United States District Court, D. Arizona
Apr 29, 2010
No. CV-09-8077-PCT-NVW (D. Ariz. Apr. 29, 2010)

Opinion

No. CV-09-8077-PCT-NVW.

April 29, 2010


ORDER


On May 6, 2009, Plaintiff Michael Rae Moore-White sued Defendant Fann Contracting, Inc. ("Fann"), alleging discrimination in violation of Title VII and the Age Discrimination in Employment Act ("ADEA"). Now before the Court are the parties' cross-motions for summary judgment. (Doc. ## 64, 68.) Because Fann's motion is granted in its entirety, the Court does not reach the merits of Moore-White's untimely motion, which is summarily denied. However, the Court has considered the evidence submitted with Moore-White's motion to the extent it is relevant to Fann's motion.

I. Legal Standard for Summary Judgment

Summary judgment is warranted if the evidence shows there is no genuine issue as to any material fact and the moving party is entitled to judgment as a matter of law. Fed.R.Civ.P. 56(c). The moving party must produce sufficient evidence to persuade the Court that there is no genuine issue of material fact. Nissan Fire Marine Ins. Co., Ltd. v. Fritz Cos., Inc., 210 F.3d 1099, 1102 (9th Cir. 2000). Conversely, to defeat a motion for summary judgment, the nonmoving party must show that there are genuine issues of material fact. Anderson v. Liberty Lobby, Inc., 477 U.S. 242, 250 (1986). A material fact is one that might affect the outcome of the suit under the governing law, and a factual issue is genuine "if the evidence is such that a reasonable jury could return a verdict for the nonmoving party." Id. at 248.

The moving party bears the initial burden of identifying those portions of the pleadings, depositions, answers to interrogatories, and admissions on file, together with the affidavits, if any, which it believes demonstrate the absence of any genuine issue of material fact. See Celotex Corp. v. Catrett, 477 U.S. 317, 323 (1986). If the nonmoving party would bear the burden of persuasion at trial, the moving party may carry its initial burden of production under Rule 56(c) by producing "evidence negating an essential element of the nonmoving party's case," or by showing, "after suitable discovery," that the "nonmoving party does not have enough evidence of an essential element of its claim or defense to carry its ultimate burden of persuasion at trial." Nissan Fire, 210 F.3d at 1105-06; High Tech Gays v. Defense Indus. Sec. Clearance Office, 895 F.2d 563, 574 (9th Cir. 1990).

#### Work task 1
On what date did Moore-White file suit against Fann, according to the court order?
#### Work task 2
Give the name of every case the court order cites.
The records after the court order are separate material.

#### Data section
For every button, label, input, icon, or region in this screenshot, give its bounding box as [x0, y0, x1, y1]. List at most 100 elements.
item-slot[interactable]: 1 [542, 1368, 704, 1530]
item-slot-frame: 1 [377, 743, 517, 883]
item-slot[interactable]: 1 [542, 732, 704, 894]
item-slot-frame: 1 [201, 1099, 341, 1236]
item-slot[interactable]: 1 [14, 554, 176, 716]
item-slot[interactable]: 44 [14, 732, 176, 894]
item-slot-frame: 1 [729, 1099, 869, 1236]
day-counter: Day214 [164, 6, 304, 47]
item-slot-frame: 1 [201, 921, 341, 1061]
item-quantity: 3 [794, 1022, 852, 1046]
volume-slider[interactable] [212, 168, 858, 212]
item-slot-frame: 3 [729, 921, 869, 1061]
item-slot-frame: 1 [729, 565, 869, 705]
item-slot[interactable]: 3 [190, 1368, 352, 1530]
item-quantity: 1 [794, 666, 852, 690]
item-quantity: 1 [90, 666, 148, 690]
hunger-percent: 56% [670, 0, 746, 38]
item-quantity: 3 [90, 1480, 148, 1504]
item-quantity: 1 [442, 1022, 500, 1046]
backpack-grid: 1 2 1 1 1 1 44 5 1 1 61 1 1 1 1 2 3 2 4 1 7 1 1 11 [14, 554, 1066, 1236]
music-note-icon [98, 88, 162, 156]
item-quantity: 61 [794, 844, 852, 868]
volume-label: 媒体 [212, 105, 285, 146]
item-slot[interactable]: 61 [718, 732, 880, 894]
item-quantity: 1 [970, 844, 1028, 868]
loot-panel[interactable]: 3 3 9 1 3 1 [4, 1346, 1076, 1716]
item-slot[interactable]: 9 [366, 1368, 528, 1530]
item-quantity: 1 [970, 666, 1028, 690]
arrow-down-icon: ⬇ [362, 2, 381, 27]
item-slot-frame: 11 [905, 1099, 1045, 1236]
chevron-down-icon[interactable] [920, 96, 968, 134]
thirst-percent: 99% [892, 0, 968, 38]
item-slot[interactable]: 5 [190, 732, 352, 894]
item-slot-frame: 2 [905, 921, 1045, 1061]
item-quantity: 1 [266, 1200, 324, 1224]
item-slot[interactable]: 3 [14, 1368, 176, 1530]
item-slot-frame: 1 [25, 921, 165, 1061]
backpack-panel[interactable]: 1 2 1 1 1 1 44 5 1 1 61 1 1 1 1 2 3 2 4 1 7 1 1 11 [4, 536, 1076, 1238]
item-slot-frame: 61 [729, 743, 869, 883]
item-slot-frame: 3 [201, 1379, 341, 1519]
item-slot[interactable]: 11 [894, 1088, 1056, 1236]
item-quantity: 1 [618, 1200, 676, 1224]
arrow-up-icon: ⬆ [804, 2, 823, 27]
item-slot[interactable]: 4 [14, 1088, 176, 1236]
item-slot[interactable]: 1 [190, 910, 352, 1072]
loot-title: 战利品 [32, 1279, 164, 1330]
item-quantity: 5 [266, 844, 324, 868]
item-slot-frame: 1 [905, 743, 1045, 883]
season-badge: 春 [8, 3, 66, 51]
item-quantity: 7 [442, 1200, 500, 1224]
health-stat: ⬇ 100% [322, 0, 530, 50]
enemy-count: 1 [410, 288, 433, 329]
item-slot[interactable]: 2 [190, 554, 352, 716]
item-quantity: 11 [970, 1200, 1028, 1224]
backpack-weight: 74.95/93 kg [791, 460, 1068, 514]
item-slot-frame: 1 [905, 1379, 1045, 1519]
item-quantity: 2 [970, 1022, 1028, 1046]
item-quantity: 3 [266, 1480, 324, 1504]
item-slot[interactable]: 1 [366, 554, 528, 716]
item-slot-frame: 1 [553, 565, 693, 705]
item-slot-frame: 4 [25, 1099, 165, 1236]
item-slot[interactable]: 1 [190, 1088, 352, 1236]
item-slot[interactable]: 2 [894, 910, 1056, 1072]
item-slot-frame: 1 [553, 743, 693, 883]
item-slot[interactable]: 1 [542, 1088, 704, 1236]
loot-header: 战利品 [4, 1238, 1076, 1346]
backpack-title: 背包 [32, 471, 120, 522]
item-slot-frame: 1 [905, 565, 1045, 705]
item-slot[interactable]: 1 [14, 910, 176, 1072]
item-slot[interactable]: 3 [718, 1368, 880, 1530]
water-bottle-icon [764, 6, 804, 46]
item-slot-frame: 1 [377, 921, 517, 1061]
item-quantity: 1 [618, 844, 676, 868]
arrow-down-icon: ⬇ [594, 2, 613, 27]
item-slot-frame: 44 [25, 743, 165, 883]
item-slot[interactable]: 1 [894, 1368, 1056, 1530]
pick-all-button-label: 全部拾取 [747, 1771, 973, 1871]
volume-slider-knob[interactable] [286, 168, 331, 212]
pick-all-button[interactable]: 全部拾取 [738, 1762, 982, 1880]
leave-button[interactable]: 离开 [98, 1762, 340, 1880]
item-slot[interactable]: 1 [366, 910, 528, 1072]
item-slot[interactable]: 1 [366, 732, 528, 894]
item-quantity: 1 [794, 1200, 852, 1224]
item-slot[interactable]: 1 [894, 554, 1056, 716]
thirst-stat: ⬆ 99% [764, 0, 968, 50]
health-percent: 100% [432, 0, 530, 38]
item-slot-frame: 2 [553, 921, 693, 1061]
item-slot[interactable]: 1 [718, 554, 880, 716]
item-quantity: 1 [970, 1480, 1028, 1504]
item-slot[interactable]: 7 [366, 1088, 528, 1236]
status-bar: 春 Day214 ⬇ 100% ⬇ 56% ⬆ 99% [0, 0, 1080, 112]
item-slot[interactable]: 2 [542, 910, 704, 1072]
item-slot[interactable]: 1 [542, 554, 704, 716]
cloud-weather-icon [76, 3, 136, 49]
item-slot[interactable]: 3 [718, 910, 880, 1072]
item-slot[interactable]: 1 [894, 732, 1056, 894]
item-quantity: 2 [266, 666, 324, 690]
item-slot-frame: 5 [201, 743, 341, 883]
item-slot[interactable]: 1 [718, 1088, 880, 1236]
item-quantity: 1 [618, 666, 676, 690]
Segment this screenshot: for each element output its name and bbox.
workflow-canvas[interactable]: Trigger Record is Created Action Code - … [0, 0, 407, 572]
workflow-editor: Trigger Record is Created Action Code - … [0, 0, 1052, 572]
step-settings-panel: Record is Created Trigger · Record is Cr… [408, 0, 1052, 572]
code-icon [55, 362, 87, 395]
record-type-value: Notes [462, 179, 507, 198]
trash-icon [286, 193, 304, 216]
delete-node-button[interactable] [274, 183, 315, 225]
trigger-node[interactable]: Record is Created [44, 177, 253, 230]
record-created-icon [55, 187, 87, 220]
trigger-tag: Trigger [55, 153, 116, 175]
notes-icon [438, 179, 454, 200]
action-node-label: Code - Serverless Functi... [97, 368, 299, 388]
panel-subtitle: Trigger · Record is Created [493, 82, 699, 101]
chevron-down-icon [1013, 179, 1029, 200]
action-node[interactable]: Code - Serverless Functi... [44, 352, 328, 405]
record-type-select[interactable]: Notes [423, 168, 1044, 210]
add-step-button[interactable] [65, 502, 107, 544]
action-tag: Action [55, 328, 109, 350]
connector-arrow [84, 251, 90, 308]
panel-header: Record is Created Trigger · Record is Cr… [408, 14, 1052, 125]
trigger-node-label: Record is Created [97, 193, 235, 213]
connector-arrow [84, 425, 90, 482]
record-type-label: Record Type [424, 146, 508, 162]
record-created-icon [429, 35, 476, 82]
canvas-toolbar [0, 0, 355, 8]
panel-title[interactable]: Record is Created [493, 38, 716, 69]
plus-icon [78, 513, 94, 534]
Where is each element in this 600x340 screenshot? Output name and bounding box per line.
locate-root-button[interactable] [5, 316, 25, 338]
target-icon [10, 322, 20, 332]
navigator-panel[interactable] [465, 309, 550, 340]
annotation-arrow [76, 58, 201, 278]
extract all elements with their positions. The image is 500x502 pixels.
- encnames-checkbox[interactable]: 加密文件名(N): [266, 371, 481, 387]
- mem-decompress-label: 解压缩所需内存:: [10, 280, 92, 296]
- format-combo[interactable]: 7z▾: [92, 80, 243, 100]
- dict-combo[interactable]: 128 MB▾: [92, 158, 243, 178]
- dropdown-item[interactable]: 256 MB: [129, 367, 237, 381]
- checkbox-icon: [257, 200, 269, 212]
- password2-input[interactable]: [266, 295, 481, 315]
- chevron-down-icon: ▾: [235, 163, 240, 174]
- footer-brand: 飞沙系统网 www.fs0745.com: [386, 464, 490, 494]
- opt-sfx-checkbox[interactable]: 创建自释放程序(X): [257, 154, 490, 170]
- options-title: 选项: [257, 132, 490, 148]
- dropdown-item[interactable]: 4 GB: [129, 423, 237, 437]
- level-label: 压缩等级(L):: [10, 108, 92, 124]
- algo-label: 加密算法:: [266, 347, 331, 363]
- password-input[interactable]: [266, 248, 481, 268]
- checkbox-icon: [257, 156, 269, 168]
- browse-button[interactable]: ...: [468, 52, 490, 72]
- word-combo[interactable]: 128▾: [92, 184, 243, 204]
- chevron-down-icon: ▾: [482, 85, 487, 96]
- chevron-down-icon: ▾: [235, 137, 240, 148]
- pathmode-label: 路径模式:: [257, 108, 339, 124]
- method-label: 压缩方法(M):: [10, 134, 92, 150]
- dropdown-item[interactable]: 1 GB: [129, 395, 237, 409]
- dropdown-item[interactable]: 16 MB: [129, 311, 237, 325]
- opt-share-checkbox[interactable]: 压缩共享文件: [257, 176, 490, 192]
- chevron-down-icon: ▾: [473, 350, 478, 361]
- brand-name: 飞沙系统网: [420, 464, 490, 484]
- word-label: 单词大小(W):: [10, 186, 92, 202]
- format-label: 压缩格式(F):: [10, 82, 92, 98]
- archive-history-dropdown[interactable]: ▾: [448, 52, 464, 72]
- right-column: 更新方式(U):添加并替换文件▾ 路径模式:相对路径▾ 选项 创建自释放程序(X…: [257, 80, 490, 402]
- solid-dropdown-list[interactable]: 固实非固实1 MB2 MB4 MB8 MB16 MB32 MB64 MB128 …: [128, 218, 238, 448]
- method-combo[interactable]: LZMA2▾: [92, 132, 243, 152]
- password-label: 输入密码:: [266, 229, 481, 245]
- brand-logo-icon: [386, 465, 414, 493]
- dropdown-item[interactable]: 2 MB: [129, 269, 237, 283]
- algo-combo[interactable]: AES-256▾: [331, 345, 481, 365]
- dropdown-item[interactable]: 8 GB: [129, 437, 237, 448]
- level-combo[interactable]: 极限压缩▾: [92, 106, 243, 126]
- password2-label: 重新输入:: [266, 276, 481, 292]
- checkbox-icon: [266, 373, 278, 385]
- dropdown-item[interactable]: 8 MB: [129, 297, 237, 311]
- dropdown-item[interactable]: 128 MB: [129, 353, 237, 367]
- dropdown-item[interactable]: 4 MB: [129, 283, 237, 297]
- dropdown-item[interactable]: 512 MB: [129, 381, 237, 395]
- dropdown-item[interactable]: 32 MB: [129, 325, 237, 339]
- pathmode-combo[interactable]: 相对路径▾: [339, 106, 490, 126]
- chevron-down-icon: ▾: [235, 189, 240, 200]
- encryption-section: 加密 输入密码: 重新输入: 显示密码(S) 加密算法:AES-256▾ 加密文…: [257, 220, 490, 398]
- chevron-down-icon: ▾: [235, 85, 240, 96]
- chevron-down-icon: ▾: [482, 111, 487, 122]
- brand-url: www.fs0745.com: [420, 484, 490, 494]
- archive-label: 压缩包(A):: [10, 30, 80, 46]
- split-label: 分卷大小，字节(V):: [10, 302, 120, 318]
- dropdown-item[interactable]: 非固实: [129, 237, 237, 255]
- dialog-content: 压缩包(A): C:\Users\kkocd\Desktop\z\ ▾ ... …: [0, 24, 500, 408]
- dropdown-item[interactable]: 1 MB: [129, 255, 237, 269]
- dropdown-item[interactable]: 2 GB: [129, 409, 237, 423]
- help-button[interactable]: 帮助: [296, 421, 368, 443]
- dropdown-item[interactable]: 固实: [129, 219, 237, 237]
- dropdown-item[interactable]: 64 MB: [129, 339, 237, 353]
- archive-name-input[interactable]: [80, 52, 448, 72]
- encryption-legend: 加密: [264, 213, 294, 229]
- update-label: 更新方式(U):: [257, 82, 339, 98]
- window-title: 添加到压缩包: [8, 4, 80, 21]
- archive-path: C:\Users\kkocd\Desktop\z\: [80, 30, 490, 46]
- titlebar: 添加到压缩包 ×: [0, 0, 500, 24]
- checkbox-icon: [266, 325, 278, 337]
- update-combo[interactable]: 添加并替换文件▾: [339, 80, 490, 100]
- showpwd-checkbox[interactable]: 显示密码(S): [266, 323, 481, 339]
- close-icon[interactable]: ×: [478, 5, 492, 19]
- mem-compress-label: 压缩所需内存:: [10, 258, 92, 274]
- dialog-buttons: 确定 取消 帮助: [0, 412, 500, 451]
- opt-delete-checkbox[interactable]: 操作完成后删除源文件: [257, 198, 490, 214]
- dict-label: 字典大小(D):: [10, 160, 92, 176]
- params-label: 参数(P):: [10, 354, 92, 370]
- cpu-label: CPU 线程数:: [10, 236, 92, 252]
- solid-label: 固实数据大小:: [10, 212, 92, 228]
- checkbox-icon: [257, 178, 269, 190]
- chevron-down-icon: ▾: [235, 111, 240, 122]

#### Expected output 1
May 6, 2009

#### Expected output 2
Nissan Fire Marine Ins. Co., Ltd. v. Fritz Cos., Inc.
Anderson v. Liberty Lobby, Inc.
Celotex Corp. v. Catrett
High Tech Gays v. Defense Indus. Sec. Clearance Office